▼

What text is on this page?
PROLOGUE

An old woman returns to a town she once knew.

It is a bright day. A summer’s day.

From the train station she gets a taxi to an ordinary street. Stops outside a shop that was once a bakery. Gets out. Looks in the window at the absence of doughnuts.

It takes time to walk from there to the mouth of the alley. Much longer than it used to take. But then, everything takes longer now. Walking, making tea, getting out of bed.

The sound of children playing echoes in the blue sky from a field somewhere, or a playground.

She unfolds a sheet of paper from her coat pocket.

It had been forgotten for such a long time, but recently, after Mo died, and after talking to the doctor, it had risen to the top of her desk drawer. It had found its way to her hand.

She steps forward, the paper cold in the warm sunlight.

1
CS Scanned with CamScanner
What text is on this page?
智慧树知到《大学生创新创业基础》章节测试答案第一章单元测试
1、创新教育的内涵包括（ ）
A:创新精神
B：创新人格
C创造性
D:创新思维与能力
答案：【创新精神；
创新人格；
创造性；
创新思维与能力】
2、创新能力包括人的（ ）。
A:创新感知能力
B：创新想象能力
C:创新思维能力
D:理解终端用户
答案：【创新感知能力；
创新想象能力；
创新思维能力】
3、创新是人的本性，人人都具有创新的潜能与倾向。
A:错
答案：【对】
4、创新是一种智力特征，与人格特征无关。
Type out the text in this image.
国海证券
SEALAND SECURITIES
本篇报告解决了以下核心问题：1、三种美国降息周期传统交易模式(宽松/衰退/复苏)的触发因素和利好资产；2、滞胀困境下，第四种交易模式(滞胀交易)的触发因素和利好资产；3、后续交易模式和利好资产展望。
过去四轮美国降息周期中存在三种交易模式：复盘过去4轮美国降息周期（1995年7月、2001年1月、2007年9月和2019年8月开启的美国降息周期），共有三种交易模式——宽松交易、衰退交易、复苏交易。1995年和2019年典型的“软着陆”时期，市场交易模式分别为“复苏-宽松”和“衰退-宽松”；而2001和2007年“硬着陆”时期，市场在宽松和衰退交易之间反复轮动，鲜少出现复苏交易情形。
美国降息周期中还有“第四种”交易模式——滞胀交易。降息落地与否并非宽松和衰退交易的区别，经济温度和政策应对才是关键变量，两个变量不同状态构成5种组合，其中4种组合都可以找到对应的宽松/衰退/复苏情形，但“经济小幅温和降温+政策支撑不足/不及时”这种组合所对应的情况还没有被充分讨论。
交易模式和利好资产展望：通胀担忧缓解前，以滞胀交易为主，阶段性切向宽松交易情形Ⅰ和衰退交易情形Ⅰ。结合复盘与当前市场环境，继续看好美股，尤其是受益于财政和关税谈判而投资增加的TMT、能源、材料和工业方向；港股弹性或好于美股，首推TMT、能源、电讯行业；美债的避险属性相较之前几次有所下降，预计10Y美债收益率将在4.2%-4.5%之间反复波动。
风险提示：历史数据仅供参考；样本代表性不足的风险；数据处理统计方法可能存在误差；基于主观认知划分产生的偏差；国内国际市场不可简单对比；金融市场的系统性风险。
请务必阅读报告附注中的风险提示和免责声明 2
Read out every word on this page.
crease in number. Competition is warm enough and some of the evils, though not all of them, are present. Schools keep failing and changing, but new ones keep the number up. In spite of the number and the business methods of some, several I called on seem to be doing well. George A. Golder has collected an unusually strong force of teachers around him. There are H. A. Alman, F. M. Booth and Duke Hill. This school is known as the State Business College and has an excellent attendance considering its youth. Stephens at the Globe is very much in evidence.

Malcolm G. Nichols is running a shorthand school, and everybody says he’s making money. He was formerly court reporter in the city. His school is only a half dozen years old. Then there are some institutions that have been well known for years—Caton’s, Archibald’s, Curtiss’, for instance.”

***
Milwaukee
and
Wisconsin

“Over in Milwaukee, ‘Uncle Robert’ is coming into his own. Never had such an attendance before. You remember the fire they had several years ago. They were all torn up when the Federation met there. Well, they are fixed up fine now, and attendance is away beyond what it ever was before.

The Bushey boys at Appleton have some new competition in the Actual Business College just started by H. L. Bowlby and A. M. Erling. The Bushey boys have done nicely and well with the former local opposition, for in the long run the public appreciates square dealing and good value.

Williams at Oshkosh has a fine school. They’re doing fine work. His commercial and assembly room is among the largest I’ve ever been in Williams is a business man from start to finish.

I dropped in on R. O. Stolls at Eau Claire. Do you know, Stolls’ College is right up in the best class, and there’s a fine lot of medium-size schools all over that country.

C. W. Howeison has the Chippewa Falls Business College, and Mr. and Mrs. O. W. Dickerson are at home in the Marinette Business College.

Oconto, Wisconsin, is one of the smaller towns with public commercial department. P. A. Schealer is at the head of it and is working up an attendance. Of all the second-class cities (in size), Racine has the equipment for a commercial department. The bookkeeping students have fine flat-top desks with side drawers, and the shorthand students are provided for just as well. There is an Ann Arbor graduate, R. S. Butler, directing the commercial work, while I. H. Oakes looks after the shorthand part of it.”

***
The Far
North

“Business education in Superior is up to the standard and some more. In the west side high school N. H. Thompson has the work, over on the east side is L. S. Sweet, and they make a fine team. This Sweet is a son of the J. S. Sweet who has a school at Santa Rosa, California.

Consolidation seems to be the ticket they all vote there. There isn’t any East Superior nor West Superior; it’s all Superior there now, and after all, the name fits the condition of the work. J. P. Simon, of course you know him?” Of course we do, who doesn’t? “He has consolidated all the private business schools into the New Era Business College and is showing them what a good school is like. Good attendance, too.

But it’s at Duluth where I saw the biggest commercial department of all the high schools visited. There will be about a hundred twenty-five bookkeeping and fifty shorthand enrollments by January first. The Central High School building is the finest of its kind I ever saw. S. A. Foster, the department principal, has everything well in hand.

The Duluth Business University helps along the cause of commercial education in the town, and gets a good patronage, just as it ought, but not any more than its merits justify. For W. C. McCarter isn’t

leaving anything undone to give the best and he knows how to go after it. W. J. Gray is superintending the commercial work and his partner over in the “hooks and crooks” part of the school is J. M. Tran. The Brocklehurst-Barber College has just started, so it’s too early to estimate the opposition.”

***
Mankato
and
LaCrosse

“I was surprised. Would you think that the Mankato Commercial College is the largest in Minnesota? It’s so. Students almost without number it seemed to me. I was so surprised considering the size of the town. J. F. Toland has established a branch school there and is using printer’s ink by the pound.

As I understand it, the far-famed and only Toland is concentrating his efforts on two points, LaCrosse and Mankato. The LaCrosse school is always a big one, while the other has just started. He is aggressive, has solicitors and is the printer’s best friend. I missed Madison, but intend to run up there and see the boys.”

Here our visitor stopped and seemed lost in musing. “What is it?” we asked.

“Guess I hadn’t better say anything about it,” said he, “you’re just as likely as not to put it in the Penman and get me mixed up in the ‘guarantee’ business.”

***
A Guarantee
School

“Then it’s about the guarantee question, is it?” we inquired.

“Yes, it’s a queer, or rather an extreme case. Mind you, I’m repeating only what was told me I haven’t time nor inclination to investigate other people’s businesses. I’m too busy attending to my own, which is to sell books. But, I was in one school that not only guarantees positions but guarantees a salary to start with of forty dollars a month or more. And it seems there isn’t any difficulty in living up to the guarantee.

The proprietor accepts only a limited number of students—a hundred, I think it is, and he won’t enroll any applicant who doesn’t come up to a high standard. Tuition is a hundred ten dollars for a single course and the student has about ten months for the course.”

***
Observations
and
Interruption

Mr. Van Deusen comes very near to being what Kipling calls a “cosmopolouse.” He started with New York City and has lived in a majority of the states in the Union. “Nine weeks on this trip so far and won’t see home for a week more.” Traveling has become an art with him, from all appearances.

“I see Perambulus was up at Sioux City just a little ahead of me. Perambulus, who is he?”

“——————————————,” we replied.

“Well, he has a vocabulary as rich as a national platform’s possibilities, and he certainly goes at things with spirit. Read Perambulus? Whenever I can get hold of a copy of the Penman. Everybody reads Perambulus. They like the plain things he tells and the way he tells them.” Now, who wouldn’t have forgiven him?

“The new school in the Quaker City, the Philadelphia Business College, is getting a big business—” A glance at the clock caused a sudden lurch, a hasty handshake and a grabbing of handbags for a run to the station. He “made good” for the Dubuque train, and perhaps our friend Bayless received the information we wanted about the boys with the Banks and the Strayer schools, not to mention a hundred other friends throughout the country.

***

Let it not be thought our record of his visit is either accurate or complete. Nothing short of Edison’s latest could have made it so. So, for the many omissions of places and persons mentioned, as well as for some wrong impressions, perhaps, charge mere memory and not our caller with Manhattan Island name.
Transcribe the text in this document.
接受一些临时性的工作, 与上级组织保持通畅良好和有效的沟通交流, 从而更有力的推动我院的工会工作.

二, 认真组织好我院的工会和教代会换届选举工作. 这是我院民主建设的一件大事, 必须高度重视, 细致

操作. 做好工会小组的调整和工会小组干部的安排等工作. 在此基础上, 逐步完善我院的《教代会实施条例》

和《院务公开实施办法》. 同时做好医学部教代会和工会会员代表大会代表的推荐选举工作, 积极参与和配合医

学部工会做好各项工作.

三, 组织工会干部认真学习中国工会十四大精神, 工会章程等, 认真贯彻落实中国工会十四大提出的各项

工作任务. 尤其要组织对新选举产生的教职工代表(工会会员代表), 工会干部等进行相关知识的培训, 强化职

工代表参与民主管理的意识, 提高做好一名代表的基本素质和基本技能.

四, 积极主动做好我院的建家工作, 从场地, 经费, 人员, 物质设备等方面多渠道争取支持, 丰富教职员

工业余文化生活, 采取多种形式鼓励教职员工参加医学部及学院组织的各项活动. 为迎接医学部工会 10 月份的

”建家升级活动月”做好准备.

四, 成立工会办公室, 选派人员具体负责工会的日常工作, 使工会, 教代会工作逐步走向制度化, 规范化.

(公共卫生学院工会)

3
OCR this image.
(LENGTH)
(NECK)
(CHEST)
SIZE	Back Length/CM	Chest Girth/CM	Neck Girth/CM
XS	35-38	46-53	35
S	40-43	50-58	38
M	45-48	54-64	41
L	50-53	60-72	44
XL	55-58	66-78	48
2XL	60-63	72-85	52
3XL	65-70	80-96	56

▲

• _Exercise directions_: Starting at the line that contains "OCR this image.", output each remaining line of the listing, the last line included, exactly as it appears.

• _Exercise result_:
OCR this image.
(LENGTH)
(NECK)
(CHEST)
SIZE	Back Length/CM	Chest Girth/CM	Neck Girth/CM
XS	35-38	46-53	35
S	40-43	50-58	38
M	45-48	54-64	41
L	50-53	60-72	44
XL	55-58	66-78	48
2XL	60-63	72-85	52
3XL	65-70	80-96	56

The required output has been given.